### [GIVEN TASK]
Transcribe the full listing exactly, and drop every picture.

### [DATA TO USE]
· · · ·
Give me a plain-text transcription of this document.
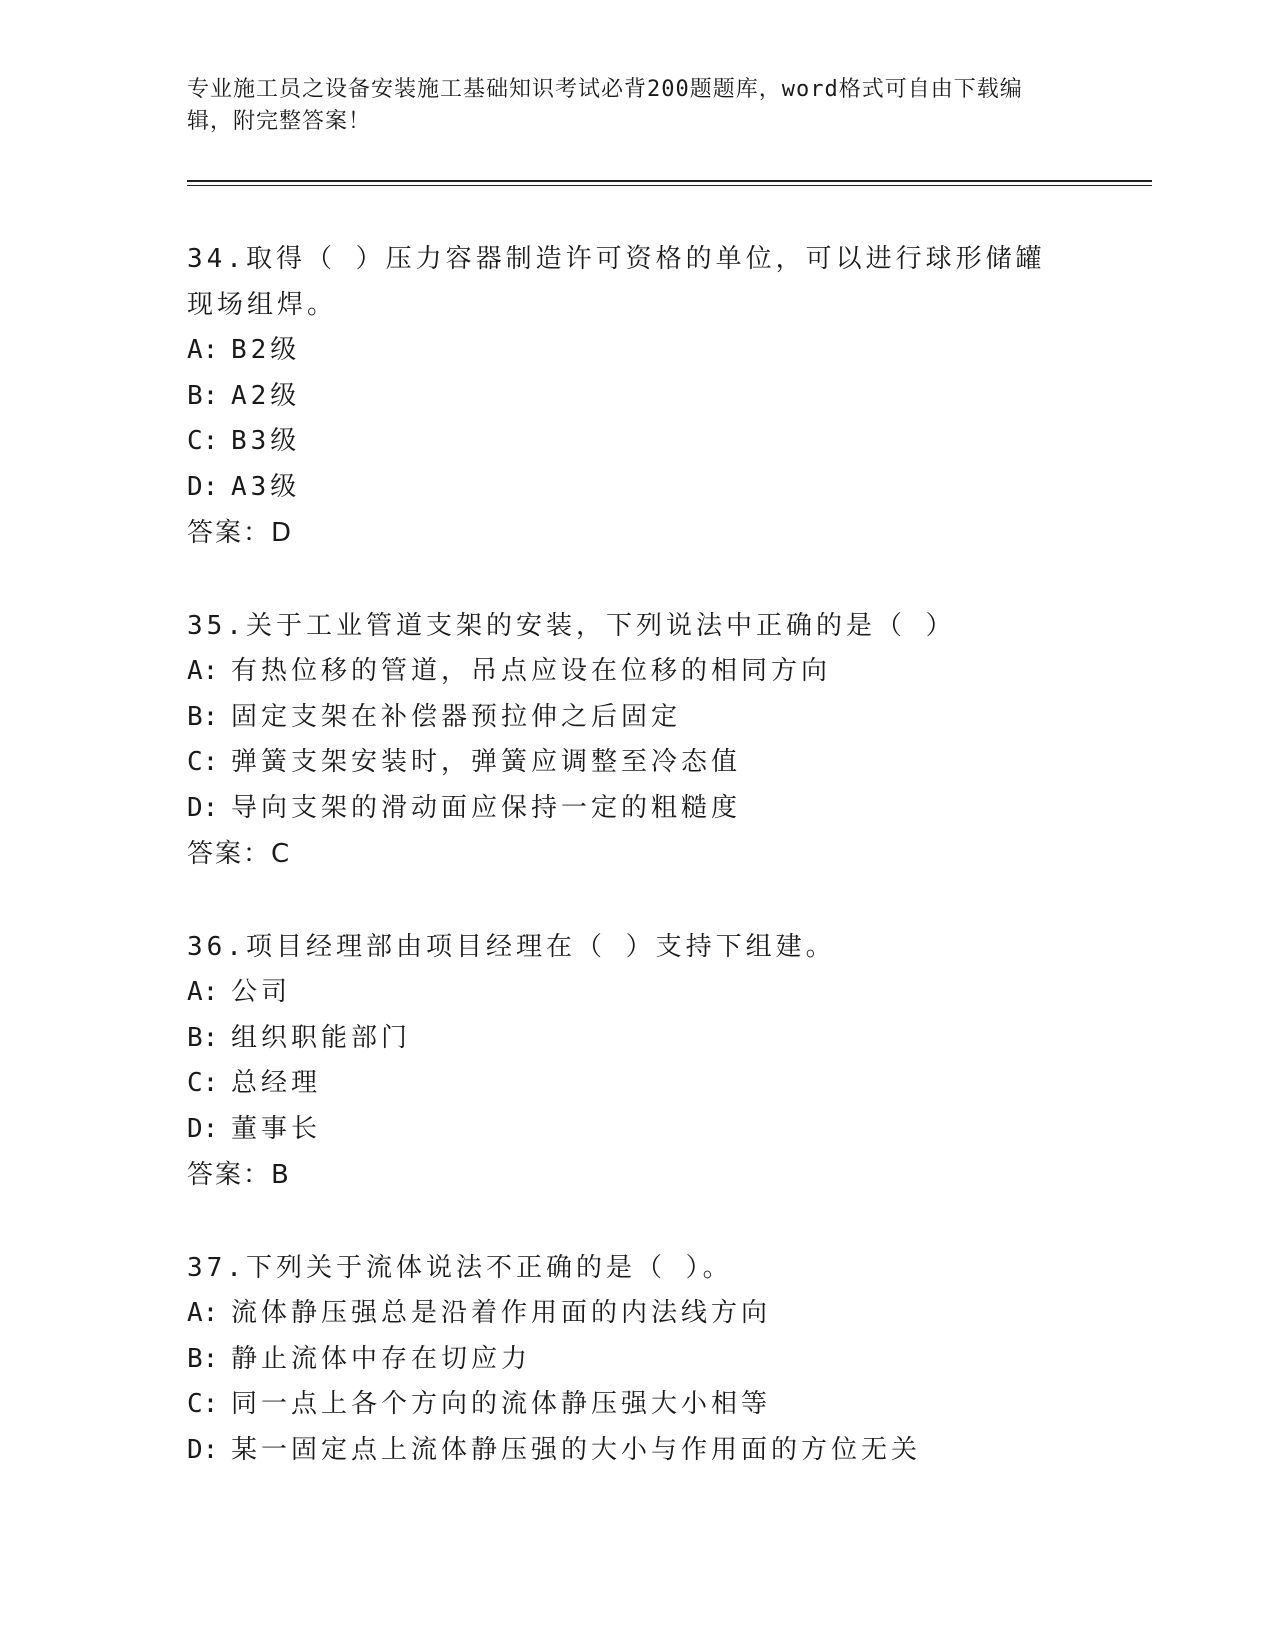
专业施工员之设备安装施工基础知识考试必背200题题库，word格式可自由下载编辑，附完整答案！
34.取得（ ）压力容器制造许可资格的单位，可以进行球形储罐现场组焊。
A: B2级
B: A2级
C: B3级
D: A3级
答案：D
35.关于工业管道支架的安装，下列说法中正确的是（ ）
A: 有热位移的管道，吊点应设在位移的相同方向
B: 固定支架在补偿器预拉伸之后固定
C: 弹簧支架安装时，弹簧应调整至冷态值
D: 导向支架的滑动面应保持一定的粗糙度
答案：C
36.项目经理部由项目经理在（ ）支持下组建。
A: 公司
B: 组织职能部门
C: 总经理
D: 董事长
答案：B
37.下列关于流体说法不正确的是（ ）。
A: 流体静压强总是沿着作用面的内法线方向
B: 静止流体中存在切应力
C: 同一点上各个方向的流体静压强大小相等
D: 某一固定点上流体静压强的大小与作用面的方位无关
· · · ·
### [REPLY TO THE TASK]
Give me a plain-text transcription of this document.
专业施工员之设备安装施工基础知识考试必背200题题库，word格式可自由下载编辑，附完整答案！
34.取得（ ）压力容器制造许可资格的单位，可以进行球形储罐现场组焊。
A: B2级
B: A2级
C: B3级
D: A3级
答案：D
35.关于工业管道支架的安装，下列说法中正确的是（ ）
A: 有热位移的管道，吊点应设在位移的相同方向
B: 固定支架在补偿器预拉伸之后固定
C: 弹簧支架安装时，弹簧应调整至冷态值
D: 导向支架的滑动面应保持一定的粗糙度
答案：C
36.项目经理部由项目经理在（ ）支持下组建。
A: 公司
B: 组织职能部门
C: 总经理
D: 董事长
答案：B
37.下列关于流体说法不正确的是（ ）。
A: 流体静压强总是沿着作用面的内法线方向
B: 静止流体中存在切应力
C: 同一点上各个方向的流体静压强大小相等
D: 某一固定点上流体静压强的大小与作用面的方位无关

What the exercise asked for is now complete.